**Your task**. Copy everything from the row containing "panel-label-box <box>27 1185 66 1219</box>" down to the row containing "midazolam-point <box>767 496 787 515</box>", substituting "Initial Period" for "First Period" and changing nothing else.
========
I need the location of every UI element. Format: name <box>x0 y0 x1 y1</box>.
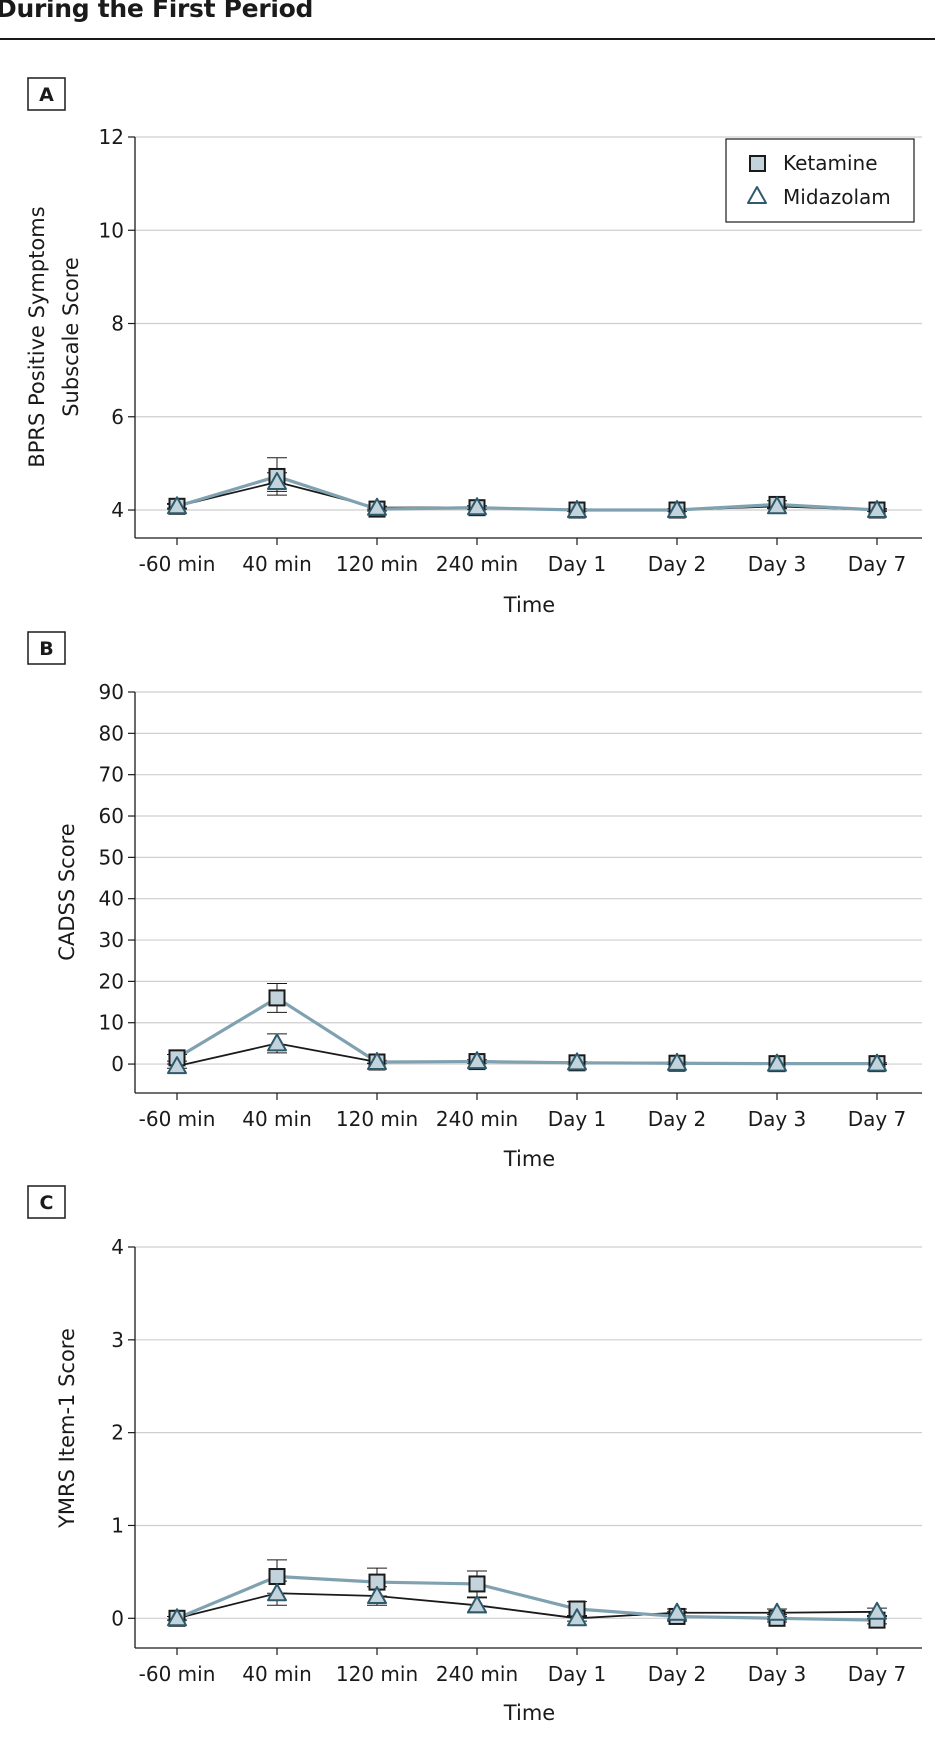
panel-label-box <box>27 1185 66 1219</box>
page-title: During the First Period <box>0 0 314 23</box>
x-tick-label: Day 3 <box>748 1107 807 1131</box>
y-tick-label: 3 <box>111 1328 124 1352</box>
midazolam-point <box>767 496 787 515</box>
x-axis-label: Time <box>503 1701 555 1725</box>
x-tick-label: Day 3 <box>748 552 807 576</box>
y-tick-label: 6 <box>111 405 124 429</box>
ketamine-line <box>176 1574 878 1622</box>
y-tick-label: 80 <box>99 721 124 745</box>
x-tick-label: Day 2 <box>648 1107 707 1131</box>
panel-label-box <box>27 631 66 665</box>
x-axis-label: Time <box>503 593 555 617</box>
midazolam-point <box>367 497 387 516</box>
y-axis-label: Subscale Score <box>59 257 83 417</box>
midazolam-point <box>867 1053 887 1072</box>
x-tick-label: Day 2 <box>648 1662 707 1686</box>
y-tick-label: 4 <box>111 498 124 522</box>
ketamine-line <box>176 996 877 1066</box>
midazolam-point <box>667 500 687 519</box>
y-axis-label: YMRS Item-1 Score <box>55 1328 79 1529</box>
legend-ketamine-label: Ketamine <box>783 151 878 175</box>
y-tick-label: 40 <box>99 887 124 911</box>
y-tick-label: 30 <box>99 928 124 952</box>
ketamine-point <box>268 989 286 1007</box>
midazolam-point <box>167 1608 187 1627</box>
y-axis-label: CADSS Score <box>55 823 79 960</box>
x-tick-label: Day 7 <box>848 552 907 576</box>
y-tick-label: 0 <box>111 1606 124 1630</box>
x-tick-label: 120 min <box>336 552 418 576</box>
midazolam-point <box>367 1586 387 1605</box>
y-tick-label: 0 <box>111 1052 124 1076</box>
y-tick-label: 2 <box>111 1421 124 1445</box>
midazolam-point <box>867 500 887 519</box>
legend-ketamine-marker <box>749 155 766 172</box>
x-tick-label: -60 min <box>139 552 216 576</box>
y-tick-label: 70 <box>99 763 124 787</box>
x-tick-label: 240 min <box>436 552 518 576</box>
y-tick-label: 60 <box>99 804 124 828</box>
midazolam-point <box>667 1602 687 1621</box>
x-tick-label: 240 min <box>436 1662 518 1686</box>
y-tick-label: 12 <box>99 125 124 149</box>
ketamine-point <box>468 1575 486 1593</box>
panel-label: B <box>39 638 53 660</box>
midazolam-point <box>667 1052 687 1071</box>
x-tick-label: -60 min <box>139 1107 216 1131</box>
x-tick-label: Day 1 <box>548 552 607 576</box>
x-tick-label: Day 1 <box>548 1662 607 1686</box>
y-tick-label: 10 <box>99 1011 124 1035</box>
midazolam-point <box>467 1595 487 1614</box>
panel-label: A <box>39 84 54 106</box>
midazolam-point <box>767 1602 787 1621</box>
legend-midazolam-marker <box>747 186 767 204</box>
midazolam-point <box>267 1583 287 1602</box>
y-tick-label: 8 <box>111 312 124 336</box>
midazolam-point <box>567 1608 587 1627</box>
y-tick-label: 90 <box>99 680 124 704</box>
y-tick-label: 1 <box>111 1513 124 1537</box>
midazolam-point <box>767 1053 787 1072</box>
x-tick-label: 240 min <box>436 1107 518 1131</box>
x-tick-label: Day 3 <box>748 1662 807 1686</box>
x-tick-label: 40 min <box>242 1662 312 1686</box>
y-tick-label: 20 <box>99 969 124 993</box>
midazolam-point <box>367 1051 387 1070</box>
x-axis-label: Time <box>503 1147 555 1171</box>
midazolam-point <box>867 1601 887 1620</box>
x-tick-label: Day 2 <box>648 552 707 576</box>
ketamine-line <box>176 474 878 512</box>
midazolam-point <box>167 496 187 515</box>
y-tick-label: 50 <box>99 845 124 869</box>
x-tick-label: 120 min <box>336 1662 418 1686</box>
midazolam-point <box>467 1051 487 1070</box>
midazolam-line <box>176 1592 878 1620</box>
midazolam-point <box>567 500 587 519</box>
panel-label: C <box>40 1192 54 1214</box>
x-tick-label: Day 1 <box>548 1107 607 1131</box>
midazolam-point <box>267 1033 287 1052</box>
y-tick-label: 4 <box>111 1235 124 1259</box>
x-tick-label: 40 min <box>242 552 312 576</box>
panel-label-box <box>27 77 66 111</box>
x-tick-label: Day 7 <box>848 1107 907 1131</box>
x-tick-label: 120 min <box>336 1107 418 1131</box>
ketamine-point <box>268 1568 286 1586</box>
legend-midazolam-label: Midazolam <box>783 185 891 209</box>
title-divider <box>0 38 935 40</box>
midazolam-point <box>267 472 287 491</box>
x-tick-label: -60 min <box>139 1662 216 1686</box>
x-tick-label: 40 min <box>242 1107 312 1131</box>
y-tick-label: 10 <box>99 218 124 242</box>
x-tick-label: Day 7 <box>848 1662 907 1686</box>
y-axis-label: BPRS Positive Symptoms <box>25 206 49 467</box>
legend-box <box>725 138 915 223</box>
midazolam-point <box>467 497 487 516</box>
midazolam-point <box>567 1052 587 1071</box>
midazolam-point <box>167 1056 187 1075</box>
========
**Complete response**.
panel-label-box <box>27 1185 66 1219</box>
page-title: During the Initial Period <box>0 0 314 23</box>
x-tick-label: Day 3 <box>748 1107 807 1131</box>
y-tick-label: 3 <box>111 1328 124 1352</box>
midazolam-point <box>767 496 787 515</box>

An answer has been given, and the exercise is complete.